-- start of Records to use --

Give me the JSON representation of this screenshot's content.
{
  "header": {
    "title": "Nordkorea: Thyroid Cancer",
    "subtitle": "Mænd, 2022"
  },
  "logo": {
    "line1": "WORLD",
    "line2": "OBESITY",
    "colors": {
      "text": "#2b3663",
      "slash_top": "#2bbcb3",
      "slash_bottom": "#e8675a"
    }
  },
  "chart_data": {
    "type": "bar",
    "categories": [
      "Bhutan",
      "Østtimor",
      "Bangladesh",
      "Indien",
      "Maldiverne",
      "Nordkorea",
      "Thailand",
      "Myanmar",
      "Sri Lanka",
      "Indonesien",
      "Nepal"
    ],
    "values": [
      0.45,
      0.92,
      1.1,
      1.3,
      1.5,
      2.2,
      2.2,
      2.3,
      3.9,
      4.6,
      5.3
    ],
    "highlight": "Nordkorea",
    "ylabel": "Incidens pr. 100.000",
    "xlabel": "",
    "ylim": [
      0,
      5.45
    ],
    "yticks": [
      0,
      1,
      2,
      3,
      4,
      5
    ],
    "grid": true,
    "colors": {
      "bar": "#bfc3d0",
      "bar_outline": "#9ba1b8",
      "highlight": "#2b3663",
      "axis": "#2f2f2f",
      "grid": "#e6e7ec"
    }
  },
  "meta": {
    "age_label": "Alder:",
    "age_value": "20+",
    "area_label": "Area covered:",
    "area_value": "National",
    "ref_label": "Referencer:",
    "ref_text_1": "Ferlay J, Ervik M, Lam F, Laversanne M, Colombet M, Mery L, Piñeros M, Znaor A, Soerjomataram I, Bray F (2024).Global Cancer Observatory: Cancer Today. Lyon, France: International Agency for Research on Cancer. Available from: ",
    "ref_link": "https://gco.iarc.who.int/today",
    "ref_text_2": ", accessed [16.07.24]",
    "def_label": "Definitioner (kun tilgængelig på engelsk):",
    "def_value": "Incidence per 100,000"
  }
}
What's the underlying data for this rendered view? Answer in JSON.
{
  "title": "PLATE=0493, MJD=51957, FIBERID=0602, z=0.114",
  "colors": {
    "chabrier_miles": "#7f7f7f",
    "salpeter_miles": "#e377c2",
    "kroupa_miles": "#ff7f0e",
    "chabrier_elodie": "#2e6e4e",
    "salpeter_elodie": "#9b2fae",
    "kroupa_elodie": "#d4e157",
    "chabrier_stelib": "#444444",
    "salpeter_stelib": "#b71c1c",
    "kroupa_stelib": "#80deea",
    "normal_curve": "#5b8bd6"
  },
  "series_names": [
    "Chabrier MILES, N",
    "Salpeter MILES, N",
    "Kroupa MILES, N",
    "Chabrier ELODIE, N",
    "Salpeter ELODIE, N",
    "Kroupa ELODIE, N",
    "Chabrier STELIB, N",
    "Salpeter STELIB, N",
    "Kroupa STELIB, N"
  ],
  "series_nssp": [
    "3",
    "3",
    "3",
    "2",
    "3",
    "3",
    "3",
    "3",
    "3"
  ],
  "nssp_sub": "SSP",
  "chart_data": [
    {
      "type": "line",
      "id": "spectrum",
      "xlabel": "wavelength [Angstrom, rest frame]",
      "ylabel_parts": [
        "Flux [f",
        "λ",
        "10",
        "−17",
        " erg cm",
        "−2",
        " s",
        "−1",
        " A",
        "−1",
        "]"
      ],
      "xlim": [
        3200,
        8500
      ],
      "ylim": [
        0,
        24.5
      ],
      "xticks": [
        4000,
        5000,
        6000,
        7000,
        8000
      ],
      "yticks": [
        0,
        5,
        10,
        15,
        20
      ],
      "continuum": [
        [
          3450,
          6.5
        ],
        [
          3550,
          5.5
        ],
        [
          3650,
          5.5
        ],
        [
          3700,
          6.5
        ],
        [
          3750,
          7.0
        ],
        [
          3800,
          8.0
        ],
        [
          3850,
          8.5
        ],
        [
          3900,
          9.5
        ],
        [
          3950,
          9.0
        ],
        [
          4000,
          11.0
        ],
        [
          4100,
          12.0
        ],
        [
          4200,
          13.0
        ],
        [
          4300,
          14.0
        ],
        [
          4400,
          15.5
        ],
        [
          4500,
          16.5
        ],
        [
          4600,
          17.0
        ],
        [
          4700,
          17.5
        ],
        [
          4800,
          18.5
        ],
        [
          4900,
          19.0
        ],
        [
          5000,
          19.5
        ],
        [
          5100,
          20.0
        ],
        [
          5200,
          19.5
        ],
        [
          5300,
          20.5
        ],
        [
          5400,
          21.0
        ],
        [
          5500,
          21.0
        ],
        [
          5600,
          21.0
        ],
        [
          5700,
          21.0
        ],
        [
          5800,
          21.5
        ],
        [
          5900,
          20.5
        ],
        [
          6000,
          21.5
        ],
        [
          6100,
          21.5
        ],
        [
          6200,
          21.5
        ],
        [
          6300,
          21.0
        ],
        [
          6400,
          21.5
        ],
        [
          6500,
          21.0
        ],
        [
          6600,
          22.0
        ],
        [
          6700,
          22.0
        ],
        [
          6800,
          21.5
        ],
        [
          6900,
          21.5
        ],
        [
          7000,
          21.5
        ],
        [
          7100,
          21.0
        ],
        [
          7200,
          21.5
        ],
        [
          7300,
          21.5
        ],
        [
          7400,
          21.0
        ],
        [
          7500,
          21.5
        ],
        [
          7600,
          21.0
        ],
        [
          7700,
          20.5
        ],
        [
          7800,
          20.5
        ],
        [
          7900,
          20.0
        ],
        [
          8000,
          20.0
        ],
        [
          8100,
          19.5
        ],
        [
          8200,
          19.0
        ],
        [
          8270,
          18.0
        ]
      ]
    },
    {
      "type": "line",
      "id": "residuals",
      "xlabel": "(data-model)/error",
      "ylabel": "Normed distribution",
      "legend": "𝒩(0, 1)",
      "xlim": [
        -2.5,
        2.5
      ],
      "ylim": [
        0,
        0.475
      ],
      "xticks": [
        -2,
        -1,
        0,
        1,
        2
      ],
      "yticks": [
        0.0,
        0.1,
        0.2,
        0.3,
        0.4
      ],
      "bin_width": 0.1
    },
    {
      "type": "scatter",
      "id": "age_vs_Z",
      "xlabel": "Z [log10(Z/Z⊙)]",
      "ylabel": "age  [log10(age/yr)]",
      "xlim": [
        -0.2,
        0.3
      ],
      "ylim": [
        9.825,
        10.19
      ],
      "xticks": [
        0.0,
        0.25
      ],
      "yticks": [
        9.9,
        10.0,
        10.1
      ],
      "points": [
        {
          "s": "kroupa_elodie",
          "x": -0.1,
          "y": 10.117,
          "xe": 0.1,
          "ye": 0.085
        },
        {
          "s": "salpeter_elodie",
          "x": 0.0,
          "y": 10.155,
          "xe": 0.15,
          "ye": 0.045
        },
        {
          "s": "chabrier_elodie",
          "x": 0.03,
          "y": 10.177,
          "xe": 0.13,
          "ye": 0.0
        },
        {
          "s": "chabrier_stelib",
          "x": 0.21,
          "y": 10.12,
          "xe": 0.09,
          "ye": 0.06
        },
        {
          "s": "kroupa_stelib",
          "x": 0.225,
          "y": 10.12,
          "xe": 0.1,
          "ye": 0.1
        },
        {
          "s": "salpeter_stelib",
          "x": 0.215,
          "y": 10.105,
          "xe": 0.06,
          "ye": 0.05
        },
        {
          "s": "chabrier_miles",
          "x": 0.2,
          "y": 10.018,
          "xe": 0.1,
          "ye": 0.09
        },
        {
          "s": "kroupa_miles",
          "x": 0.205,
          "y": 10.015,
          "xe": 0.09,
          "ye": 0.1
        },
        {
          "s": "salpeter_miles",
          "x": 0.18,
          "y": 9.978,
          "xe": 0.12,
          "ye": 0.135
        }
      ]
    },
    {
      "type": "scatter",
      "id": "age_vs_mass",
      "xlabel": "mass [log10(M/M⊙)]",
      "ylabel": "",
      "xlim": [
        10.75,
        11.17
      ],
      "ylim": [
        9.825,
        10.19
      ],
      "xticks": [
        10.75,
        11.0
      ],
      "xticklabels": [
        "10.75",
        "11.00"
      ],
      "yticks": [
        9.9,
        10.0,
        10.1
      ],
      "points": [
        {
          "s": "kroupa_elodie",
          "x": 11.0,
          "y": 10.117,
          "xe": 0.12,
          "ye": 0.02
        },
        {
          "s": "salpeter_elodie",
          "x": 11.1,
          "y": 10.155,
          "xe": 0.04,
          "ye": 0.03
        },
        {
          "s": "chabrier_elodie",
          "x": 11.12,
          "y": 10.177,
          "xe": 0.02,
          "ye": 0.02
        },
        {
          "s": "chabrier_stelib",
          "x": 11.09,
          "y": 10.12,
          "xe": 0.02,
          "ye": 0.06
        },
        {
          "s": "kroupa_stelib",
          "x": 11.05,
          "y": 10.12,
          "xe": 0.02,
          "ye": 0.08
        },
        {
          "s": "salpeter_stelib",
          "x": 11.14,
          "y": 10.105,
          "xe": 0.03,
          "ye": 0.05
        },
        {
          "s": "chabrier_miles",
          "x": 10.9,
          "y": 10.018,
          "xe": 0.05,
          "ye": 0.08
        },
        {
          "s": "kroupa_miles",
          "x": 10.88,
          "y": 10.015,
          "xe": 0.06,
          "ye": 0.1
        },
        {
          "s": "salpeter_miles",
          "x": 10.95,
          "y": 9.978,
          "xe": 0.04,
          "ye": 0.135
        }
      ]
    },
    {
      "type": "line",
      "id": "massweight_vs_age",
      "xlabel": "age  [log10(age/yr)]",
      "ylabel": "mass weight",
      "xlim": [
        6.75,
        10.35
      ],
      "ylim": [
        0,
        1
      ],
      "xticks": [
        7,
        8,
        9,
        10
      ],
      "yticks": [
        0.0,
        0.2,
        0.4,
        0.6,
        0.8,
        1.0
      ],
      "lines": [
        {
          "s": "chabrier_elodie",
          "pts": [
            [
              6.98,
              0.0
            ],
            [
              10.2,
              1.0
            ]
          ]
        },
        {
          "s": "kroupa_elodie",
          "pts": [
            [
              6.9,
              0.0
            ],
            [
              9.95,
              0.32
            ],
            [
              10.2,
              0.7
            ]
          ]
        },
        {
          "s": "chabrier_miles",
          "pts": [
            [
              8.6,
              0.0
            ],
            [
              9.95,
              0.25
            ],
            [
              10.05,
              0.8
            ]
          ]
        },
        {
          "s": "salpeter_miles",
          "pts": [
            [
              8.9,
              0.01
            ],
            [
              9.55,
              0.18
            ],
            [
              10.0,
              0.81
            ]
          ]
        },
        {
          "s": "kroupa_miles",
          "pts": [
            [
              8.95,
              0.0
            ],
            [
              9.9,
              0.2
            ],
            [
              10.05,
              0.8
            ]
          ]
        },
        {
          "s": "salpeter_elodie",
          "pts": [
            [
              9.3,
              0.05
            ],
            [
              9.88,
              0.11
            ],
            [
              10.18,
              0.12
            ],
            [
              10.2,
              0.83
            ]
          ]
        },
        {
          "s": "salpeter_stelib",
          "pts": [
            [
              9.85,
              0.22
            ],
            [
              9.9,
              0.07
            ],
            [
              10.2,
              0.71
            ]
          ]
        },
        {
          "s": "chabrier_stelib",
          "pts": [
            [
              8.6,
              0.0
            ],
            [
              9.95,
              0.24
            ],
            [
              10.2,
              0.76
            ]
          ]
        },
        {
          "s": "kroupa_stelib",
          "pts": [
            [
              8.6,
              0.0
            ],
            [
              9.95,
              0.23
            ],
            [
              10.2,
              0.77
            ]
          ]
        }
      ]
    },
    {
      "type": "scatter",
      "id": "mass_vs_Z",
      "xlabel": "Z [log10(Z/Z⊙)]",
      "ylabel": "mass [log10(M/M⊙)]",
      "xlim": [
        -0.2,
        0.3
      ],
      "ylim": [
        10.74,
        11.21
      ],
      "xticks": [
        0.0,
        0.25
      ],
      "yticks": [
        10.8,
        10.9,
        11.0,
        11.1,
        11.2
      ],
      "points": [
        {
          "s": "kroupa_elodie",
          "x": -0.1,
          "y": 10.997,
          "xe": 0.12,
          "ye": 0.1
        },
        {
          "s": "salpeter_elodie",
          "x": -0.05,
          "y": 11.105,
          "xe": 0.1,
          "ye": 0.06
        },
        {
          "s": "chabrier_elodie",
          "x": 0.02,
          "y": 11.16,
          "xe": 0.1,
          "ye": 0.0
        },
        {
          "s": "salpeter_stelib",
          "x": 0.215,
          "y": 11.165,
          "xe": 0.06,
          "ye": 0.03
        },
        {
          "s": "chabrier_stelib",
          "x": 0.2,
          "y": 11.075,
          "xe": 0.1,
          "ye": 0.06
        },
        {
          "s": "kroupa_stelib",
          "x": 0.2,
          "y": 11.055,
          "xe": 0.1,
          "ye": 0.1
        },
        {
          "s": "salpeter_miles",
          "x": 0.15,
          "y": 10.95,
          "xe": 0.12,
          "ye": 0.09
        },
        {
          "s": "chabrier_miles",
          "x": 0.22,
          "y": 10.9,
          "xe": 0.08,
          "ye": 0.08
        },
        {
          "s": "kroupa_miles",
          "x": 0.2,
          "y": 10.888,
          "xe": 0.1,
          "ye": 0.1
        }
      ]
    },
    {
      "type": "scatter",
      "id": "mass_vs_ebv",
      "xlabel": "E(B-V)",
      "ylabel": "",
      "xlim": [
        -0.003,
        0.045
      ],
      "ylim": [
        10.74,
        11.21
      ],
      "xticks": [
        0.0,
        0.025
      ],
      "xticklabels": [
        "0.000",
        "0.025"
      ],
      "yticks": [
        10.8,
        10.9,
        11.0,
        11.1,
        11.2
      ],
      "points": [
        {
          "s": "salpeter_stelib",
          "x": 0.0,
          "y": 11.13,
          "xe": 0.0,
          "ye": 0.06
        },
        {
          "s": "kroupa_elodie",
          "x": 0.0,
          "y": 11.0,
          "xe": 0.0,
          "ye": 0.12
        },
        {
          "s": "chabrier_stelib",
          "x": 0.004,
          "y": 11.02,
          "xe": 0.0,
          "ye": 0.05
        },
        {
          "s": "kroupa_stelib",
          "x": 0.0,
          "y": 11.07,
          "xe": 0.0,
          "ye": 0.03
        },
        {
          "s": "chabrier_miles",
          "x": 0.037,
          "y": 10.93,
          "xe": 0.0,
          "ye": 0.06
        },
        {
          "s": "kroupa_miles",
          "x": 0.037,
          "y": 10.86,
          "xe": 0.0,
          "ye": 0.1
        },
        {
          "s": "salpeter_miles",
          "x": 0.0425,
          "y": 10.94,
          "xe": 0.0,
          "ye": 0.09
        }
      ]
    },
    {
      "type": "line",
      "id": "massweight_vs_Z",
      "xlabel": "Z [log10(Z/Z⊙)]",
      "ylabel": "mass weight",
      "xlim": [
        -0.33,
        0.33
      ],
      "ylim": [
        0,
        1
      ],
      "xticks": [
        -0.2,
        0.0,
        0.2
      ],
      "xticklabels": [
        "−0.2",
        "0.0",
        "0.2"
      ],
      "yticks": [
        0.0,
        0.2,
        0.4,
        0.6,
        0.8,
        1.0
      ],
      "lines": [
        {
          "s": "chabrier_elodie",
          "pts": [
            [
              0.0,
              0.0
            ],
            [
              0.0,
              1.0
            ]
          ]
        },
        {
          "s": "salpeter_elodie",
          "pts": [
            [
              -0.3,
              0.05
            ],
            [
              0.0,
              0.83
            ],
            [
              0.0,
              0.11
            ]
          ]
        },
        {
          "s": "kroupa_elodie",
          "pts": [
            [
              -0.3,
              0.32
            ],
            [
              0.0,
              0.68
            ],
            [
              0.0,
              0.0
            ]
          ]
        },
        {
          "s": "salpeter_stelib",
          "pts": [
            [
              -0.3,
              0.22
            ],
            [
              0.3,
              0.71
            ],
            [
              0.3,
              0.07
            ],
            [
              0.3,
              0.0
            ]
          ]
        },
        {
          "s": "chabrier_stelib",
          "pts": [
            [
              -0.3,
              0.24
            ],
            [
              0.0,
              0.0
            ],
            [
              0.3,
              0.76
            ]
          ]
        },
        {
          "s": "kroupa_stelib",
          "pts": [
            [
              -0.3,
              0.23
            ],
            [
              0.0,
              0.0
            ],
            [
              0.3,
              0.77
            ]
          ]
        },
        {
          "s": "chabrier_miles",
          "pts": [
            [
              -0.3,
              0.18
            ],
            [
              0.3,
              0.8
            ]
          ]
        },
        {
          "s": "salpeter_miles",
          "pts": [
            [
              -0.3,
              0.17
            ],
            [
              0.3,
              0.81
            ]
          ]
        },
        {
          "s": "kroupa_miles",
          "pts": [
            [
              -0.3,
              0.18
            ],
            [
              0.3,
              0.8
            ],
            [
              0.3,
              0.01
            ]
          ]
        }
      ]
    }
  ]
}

-- end of Records to use --

Search the preceding listing for "Cancer" and extract every line where it is found.

- _Written solution_:
    "title": "Nordkorea: Thyroid Cancer",
    "ref_text_1": "Ferlay J, Ervik M, Lam F, Laversanne M, Colombet M, Mery L, Piñeros M, Znaor A, Soerjomataram I, Bray F (2024).Global Cancer Observatory: Cancer Today. Lyon, France: International Agency for Research on Cancer. Available from: ",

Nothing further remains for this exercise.